* start Dataset records *

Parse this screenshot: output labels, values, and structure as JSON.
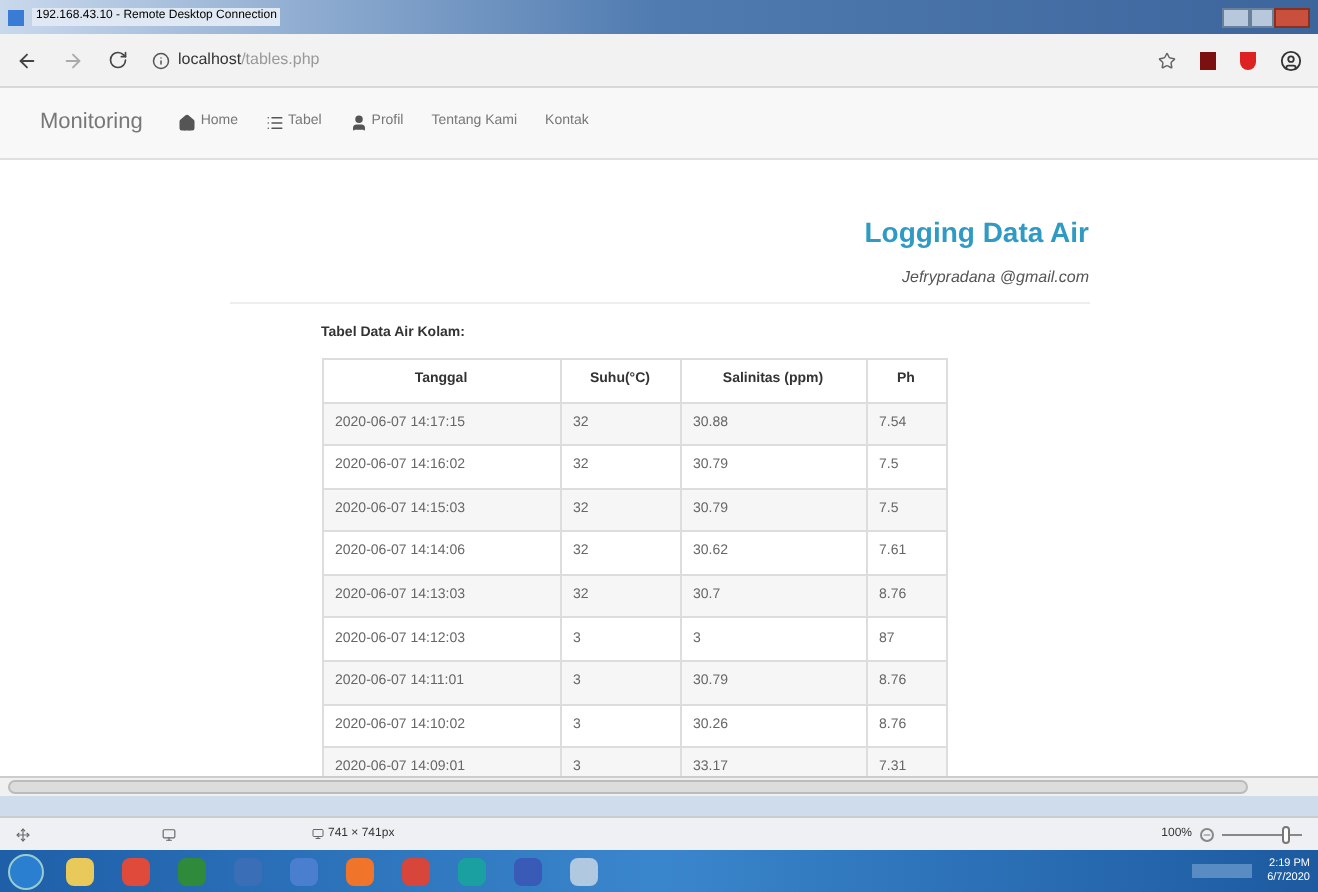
{
  "window": {
    "title": "192.168.43.10 - Remote Desktop Connection"
  },
  "browser": {
    "url_host": "localhost",
    "url_path": "/tables.php"
  },
  "navbar": {
    "brand": "Monitoring",
    "items": [
      {
        "label": "Home",
        "kind": "home"
      },
      {
        "label": "Tabel",
        "kind": "list"
      },
      {
        "label": "Profil",
        "kind": "user"
      },
      {
        "label": "Tentang Kami",
        "kind": "plain"
      },
      {
        "label": "Kontak",
        "kind": "plain"
      }
    ]
  },
  "header": {
    "title": "Logging Data Air",
    "email": "Jefrypradana @gmail.com"
  },
  "table": {
    "caption": "Tabel Data Air Kolam:",
    "columns": [
      "Tanggal",
      "Suhu(°C)",
      "Salinitas (ppm)",
      "Ph"
    ],
    "rows": [
      [
        "2020-06-07 14:17:15",
        "32",
        "30.88",
        "7.54"
      ],
      [
        "2020-06-07 14:16:02",
        "32",
        "30.79",
        "7.5"
      ],
      [
        "2020-06-07 14:15:03",
        "32",
        "30.79",
        "7.5"
      ],
      [
        "2020-06-07 14:14:06",
        "32",
        "30.62",
        "7.61"
      ],
      [
        "2020-06-07 14:13:03",
        "32",
        "30.7",
        "8.76"
      ],
      [
        "2020-06-07 14:12:03",
        "3",
        "3",
        "87"
      ],
      [
        "2020-06-07 14:11:01",
        "3",
        "30.79",
        "8.76"
      ],
      [
        "2020-06-07 14:10:02",
        "3",
        "30.26",
        "8.76"
      ],
      [
        "2020-06-07 14:09:01",
        "3",
        "33.17",
        "7.31"
      ]
    ]
  },
  "status_bar": {
    "size": "741 × 741px",
    "zoom": "100%",
    "zoom_slider": {
      "level": 0.8
    }
  },
  "taskbar": {
    "time": "2:19 PM",
    "date": "6/7/2020"
  }
}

* end Dataset records *

__Problem to work on__
Among the lines of the data, identify those with the word "kind". Copy each of them.

__Exercise response__
        "kind": "home"
        "kind": "list"
        "kind": "user"
        "kind": "plain"
        "kind": "plain"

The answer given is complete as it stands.